GIVEN EXERCISE:
In full and without alteration, repeat the material.

Stored records
§ §
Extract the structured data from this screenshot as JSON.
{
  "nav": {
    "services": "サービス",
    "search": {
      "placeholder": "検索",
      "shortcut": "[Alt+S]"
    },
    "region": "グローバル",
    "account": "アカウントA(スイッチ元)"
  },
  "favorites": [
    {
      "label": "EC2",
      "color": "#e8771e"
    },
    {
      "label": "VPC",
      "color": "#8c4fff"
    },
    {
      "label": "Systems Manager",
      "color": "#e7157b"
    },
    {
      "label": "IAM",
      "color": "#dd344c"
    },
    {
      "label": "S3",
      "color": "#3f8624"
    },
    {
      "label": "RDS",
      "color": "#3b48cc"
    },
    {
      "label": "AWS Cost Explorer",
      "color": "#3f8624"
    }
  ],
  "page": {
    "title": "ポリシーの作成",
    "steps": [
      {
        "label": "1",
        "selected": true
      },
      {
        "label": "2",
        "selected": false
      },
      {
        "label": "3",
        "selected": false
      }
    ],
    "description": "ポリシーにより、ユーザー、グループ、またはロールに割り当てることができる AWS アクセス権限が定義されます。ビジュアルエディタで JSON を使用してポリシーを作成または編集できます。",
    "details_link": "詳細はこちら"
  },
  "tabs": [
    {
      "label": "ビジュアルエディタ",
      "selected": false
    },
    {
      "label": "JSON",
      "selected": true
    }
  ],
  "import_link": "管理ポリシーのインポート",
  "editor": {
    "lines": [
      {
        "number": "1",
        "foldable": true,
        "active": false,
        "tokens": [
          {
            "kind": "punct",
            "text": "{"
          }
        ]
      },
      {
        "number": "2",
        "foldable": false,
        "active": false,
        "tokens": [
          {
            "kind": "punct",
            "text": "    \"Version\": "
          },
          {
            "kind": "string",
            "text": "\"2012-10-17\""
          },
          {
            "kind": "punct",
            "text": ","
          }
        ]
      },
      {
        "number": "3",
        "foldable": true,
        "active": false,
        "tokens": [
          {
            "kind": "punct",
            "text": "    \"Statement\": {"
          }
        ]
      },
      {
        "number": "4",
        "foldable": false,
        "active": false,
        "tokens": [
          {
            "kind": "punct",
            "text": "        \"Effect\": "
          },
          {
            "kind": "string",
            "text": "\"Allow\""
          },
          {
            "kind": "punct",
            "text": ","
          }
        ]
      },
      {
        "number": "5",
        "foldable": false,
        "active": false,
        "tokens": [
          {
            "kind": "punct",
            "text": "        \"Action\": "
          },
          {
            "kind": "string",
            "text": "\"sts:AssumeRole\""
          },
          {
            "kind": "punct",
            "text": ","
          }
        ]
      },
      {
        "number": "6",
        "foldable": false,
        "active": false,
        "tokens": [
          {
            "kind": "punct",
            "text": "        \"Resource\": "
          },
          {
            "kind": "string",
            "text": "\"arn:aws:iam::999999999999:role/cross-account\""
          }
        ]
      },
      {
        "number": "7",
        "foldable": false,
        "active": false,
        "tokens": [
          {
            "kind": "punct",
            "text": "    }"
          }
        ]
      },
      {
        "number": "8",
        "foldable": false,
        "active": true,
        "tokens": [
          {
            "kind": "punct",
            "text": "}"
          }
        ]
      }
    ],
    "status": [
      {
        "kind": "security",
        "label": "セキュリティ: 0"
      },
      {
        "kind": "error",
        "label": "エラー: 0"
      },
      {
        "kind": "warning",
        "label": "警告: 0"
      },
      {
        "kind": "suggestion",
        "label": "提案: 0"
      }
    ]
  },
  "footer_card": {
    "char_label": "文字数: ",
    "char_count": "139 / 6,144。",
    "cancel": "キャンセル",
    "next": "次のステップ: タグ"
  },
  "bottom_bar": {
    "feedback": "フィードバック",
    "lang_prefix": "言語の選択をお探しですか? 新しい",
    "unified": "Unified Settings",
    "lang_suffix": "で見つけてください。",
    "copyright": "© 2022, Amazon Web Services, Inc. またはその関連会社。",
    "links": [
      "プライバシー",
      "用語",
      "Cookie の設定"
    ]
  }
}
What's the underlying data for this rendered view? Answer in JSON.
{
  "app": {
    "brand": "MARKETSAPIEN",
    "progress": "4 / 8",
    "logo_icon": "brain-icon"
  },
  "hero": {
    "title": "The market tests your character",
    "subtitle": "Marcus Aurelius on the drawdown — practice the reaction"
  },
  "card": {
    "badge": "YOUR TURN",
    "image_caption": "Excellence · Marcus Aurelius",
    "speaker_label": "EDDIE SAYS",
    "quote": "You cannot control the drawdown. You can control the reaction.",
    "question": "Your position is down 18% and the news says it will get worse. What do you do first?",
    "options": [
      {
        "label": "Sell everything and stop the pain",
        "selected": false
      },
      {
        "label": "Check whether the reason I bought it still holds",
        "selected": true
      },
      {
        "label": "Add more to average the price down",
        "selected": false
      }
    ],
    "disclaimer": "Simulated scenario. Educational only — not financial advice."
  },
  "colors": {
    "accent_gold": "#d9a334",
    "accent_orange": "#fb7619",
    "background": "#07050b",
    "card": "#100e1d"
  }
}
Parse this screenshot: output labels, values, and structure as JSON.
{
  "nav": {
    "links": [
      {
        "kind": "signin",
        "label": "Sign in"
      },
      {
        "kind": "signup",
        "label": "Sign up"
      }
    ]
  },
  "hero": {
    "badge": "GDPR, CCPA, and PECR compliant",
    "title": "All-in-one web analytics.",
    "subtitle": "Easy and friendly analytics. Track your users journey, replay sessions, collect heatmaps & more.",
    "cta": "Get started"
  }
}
§ §
TASK RESULT:
Extract the structured data from this screenshot as JSON.
{
  "nav": {
    "services": "サービス",
    "search": {
      "placeholder": "検索",
      "shortcut": "[Alt+S]"
    },
    "region": "グローバル",
    "account": "アカウントA(スイッチ元)"
  },
  "favorites": [
    {
      "label": "EC2",
      "color": "#e8771e"
    },
    {
      "label": "VPC",
      "color": "#8c4fff"
    },
    {
      "label": "Systems Manager",
      "color": "#e7157b"
    },
    {
      "label": "IAM",
      "color": "#dd344c"
    },
    {
      "label": "S3",
      "color": "#3f8624"
    },
    {
      "label": "RDS",
      "color": "#3b48cc"
    },
    {
      "label": "AWS Cost Explorer",
      "color": "#3f8624"
    }
  ],
  "page": {
    "title": "ポリシーの作成",
    "steps": [
      {
        "label": "1",
        "selected": true
      },
      {
        "label": "2",
        "selected": false
      },
      {
        "label": "3",
        "selected": false
      }
    ],
    "description": "ポリシーにより、ユーザー、グループ、またはロールに割り当てることができる AWS アクセス権限が定義されます。ビジュアルエディタで JSON を使用してポリシーを作成または編集できます。",
    "details_link": "詳細はこちら"
  },
  "tabs": [
    {
      "label": "ビジュアルエディタ",
      "selected": false
    },
    {
      "label": "JSON",
      "selected": true
    }
  ],
  "import_link": "管理ポリシーのインポート",
  "editor": {
    "lines": [
      {
        "number": "1",
        "foldable": true,
        "active": false,
        "tokens": [
          {
            "kind": "punct",
            "text": "{"
          }
        ]
      },
      {
        "number": "2",
        "foldable": false,
        "active": false,
        "tokens": [
          {
            "kind": "punct",
            "text": "    \"Version\": "
          },
          {
            "kind": "string",
            "text": "\"2012-10-17\""
          },
          {
            "kind": "punct",
            "text": ","
          }
        ]
      },
      {
        "number": "3",
        "foldable": true,
        "active": false,
        "tokens": [
          {
            "kind": "punct",
            "text": "    \"Statement\": {"
          }
        ]
      },
      {
        "number": "4",
        "foldable": false,
        "active": false,
        "tokens": [
          {
            "kind": "punct",
            "text": "        \"Effect\": "
          },
          {
            "kind": "string",
            "text": "\"Allow\""
          },
          {
            "kind": "punct",
            "text": ","
          }
        ]
      },
      {
        "number": "5",
        "foldable": false,
        "active": false,
        "tokens": [
          {
            "kind": "punct",
            "text": "        \"Action\": "
          },
          {
            "kind": "string",
            "text": "\"sts:AssumeRole\""
          },
          {
            "kind": "punct",
            "text": ","
          }
        ]
      },
      {
        "number": "6",
        "foldable": false,
        "active": false,
        "tokens": [
          {
            "kind": "punct",
            "text": "        \"Resource\": "
          },
          {
            "kind": "string",
            "text": "\"arn:aws:iam::999999999999:role/cross-account\""
          }
        ]
      },
      {
        "number": "7",
        "foldable": false,
        "active": false,
        "tokens": [
          {
            "kind": "punct",
            "text": "    }"
          }
        ]
      },
      {
        "number": "8",
        "foldable": false,
        "active": true,
        "tokens": [
          {
            "kind": "punct",
            "text": "}"
          }
        ]
      }
    ],
    "status": [
      {
        "kind": "security",
        "label": "セキュリティ: 0"
      },
      {
        "kind": "error",
        "label": "エラー: 0"
      },
      {
        "kind": "warning",
        "label": "警告: 0"
      },
      {
        "kind": "suggestion",
        "label": "提案: 0"
      }
    ]
  },
  "footer_card": {
    "char_label": "文字数: ",
    "char_count": "139 / 6,144。",
    "cancel": "キャンセル",
    "next": "次のステップ: タグ"
  },
  "bottom_bar": {
    "feedback": "フィードバック",
    "lang_prefix": "言語の選択をお探しですか? 新しい",
    "unified": "Unified Settings",
    "lang_suffix": "で見つけてください。",
    "copyright": "© 2022, Amazon Web Services, Inc. またはその関連会社。",
    "links": [
      "プライバシー",
      "用語",
      "Cookie の設定"
    ]
  }
}
What's the underlying data for this rendered view? Answer in JSON.
{
  "app": {
    "brand": "MARKETSAPIEN",
    "progress": "4 / 8",
    "logo_icon": "brain-icon"
  },
  "hero": {
    "title": "The market tests your character",
    "subtitle": "Marcus Aurelius on the drawdown — practice the reaction"
  },
  "card": {
    "badge": "YOUR TURN",
    "image_caption": "Excellence · Marcus Aurelius",
    "speaker_label": "EDDIE SAYS",
    "quote": "You cannot control the drawdown. You can control the reaction.",
    "question": "Your position is down 18% and the news says it will get worse. What do you do first?",
    "options": [
      {
        "label": "Sell everything and stop the pain",
        "selected": false
      },
      {
        "label": "Check whether the reason I bought it still holds",
        "selected": true
      },
      {
        "label": "Add more to average the price down",
        "selected": false
      }
    ],
    "disclaimer": "Simulated scenario. Educational only — not financial advice."
  },
  "colors": {
    "accent_gold": "#d9a334",
    "accent_orange": "#fb7619",
    "background": "#07050b",
    "card": "#100e1d"
  }
}
Parse this screenshot: output labels, values, and structure as JSON.
{
  "nav": {
    "links": [
      {
        "kind": "signin",
        "label": "Sign in"
      },
      {
        "kind": "signup",
        "label": "Sign up"
      }
    ]
  },
  "hero": {
    "badge": "GDPR, CCPA, and PECR compliant",
    "title": "All-in-one web analytics.",
    "subtitle": "Easy and friendly analytics. Track your users journey, replay sessions, collect heatmaps & more.",
    "cta": "Get started"
  }
}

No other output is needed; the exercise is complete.